Reproduce every record exactly as it appears, but not the pictures.

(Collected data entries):

▽

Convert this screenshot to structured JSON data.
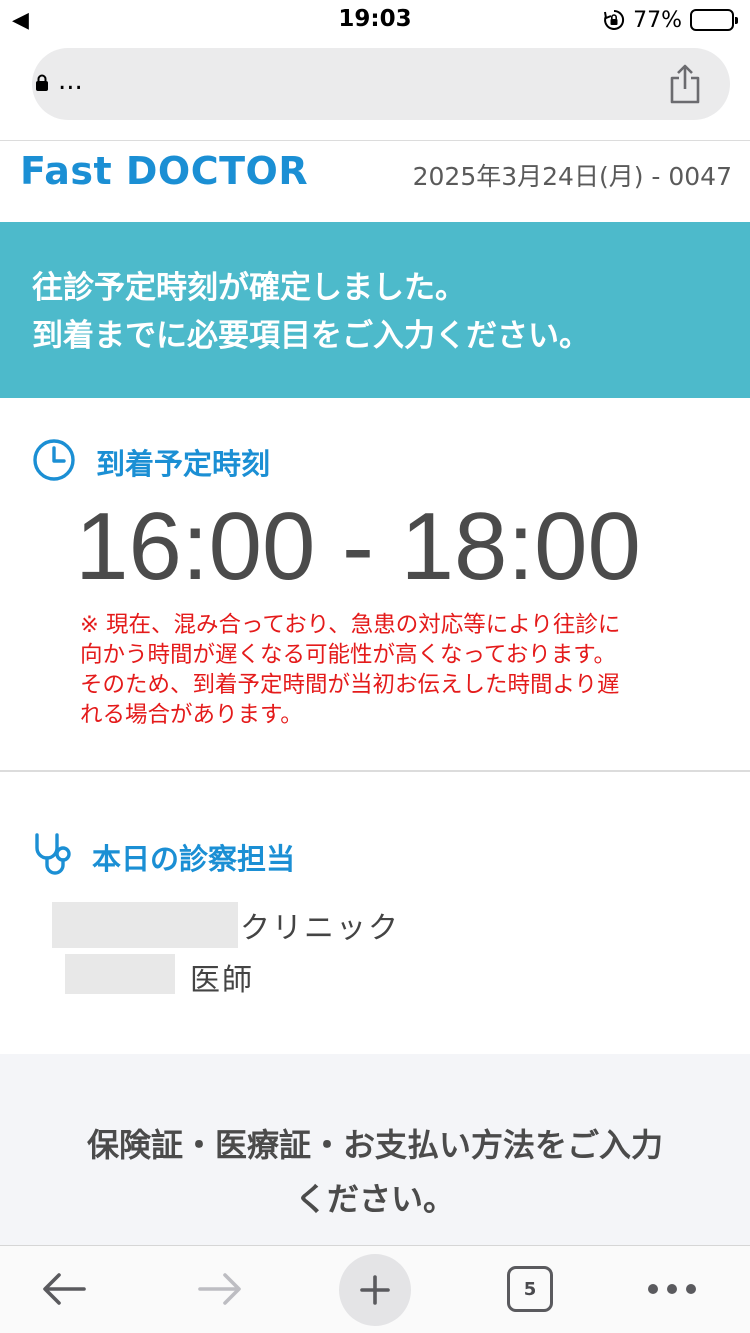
{
  "status_bar": {
    "back_glyph": "◀",
    "time": "19:03",
    "battery_percent": "77%",
    "battery_level": 0.77
  },
  "url_bar": {
    "url_text": "..."
  },
  "header": {
    "brand": "Fast DOCTOR",
    "date_id": "2025年3月24日(月) - 0047"
  },
  "banner": {
    "line1": "往診予定時刻が確定しました。",
    "line2": "到着までに必要項目をご入力ください。"
  },
  "arrival": {
    "title": "到着予定時刻",
    "time_range": "16:00 - 18:00",
    "notice_lines": [
      "※ 現在、混み合っており、急患の対応等により往診に",
      "向かう時間が遅くなる可能性が高くなっております。",
      "そのため、到着予定時間が当初お伝えした時間より遅",
      "れる場合があります。"
    ]
  },
  "doctor": {
    "title": "本日の診察担当",
    "clinic_suffix": "クリニック",
    "doctor_suffix": "医師"
  },
  "insurance": {
    "line1": "保険証・医療証・お支払い方法をご入力",
    "line2": "ください。"
  },
  "toolbar": {
    "tab_count": "5"
  },
  "colors": {
    "brand_blue": "#1b8fd4",
    "banner_teal": "#4dbacb",
    "notice_red": "#e41b1b"
  },
  "icons": [
    "lock-icon",
    "share-icon",
    "clock-icon",
    "stethoscope-icon",
    "back-arrow-icon",
    "forward-arrow-icon",
    "plus-icon",
    "tabs-icon",
    "more-icon"
  ]
}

△

(EXERCISE RESPONSE):
Convert this screenshot to structured JSON data.
{
  "status_bar": {
    "back_glyph": "◀",
    "time": "19:03",
    "battery_percent": "77%",
    "battery_level": 0.77
  },
  "url_bar": {
    "url_text": "..."
  },
  "header": {
    "brand": "Fast DOCTOR",
    "date_id": "2025年3月24日(月) - 0047"
  },
  "banner": {
    "line1": "往診予定時刻が確定しました。",
    "line2": "到着までに必要項目をご入力ください。"
  },
  "arrival": {
    "title": "到着予定時刻",
    "time_range": "16:00 - 18:00",
    "notice_lines": [
      "※ 現在、混み合っており、急患の対応等により往診に",
      "向かう時間が遅くなる可能性が高くなっております。",
      "そのため、到着予定時間が当初お伝えした時間より遅",
      "れる場合があります。"
    ]
  },
  "doctor": {
    "title": "本日の診察担当",
    "clinic_suffix": "クリニック",
    "doctor_suffix": "医師"
  },
  "insurance": {
    "line1": "保険証・医療証・お支払い方法をご入力",
    "line2": "ください。"
  },
  "toolbar": {
    "tab_count": "5"
  },
  "colors": {
    "brand_blue": "#1b8fd4",
    "banner_teal": "#4dbacb",
    "notice_red": "#e41b1b"
  },
  "icons": [
    "lock-icon",
    "share-icon",
    "clock-icon",
    "stethoscope-icon",
    "back-arrow-icon",
    "forward-arrow-icon",
    "plus-icon",
    "tabs-icon",
    "more-icon"
  ]
}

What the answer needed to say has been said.